» **Task directions**: In the records below, find each line containing the word "EncapTest" and copy it.

|---|

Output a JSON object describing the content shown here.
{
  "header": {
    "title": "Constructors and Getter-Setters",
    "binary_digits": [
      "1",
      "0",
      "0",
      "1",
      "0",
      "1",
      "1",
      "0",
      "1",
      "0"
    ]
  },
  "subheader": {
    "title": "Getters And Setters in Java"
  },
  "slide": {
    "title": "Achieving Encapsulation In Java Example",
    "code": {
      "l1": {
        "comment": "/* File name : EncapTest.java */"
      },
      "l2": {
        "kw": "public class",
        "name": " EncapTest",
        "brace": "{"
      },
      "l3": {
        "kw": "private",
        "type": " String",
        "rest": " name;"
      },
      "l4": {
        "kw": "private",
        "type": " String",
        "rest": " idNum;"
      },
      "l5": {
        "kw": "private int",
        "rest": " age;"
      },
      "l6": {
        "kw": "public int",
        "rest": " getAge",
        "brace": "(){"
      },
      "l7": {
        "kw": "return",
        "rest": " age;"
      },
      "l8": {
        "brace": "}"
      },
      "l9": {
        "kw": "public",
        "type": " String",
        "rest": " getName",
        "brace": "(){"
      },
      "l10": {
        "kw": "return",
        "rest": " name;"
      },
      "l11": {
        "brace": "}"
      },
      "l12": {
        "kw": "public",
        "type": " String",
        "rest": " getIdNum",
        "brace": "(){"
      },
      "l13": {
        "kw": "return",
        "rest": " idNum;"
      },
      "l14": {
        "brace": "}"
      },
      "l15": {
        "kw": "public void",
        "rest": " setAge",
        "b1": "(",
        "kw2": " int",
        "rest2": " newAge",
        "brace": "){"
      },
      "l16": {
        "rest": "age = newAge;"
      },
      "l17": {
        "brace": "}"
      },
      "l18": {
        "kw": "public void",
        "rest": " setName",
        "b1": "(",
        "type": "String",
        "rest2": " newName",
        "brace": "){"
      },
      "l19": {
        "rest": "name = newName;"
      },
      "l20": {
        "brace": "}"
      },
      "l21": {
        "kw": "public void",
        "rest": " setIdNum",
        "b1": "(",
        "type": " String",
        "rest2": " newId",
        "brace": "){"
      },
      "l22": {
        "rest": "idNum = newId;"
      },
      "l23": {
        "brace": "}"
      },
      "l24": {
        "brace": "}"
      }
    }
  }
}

|---|

» **Response to this task**:
        "comment": "/* File name : EncapTest.java */"
        "name": " EncapTest",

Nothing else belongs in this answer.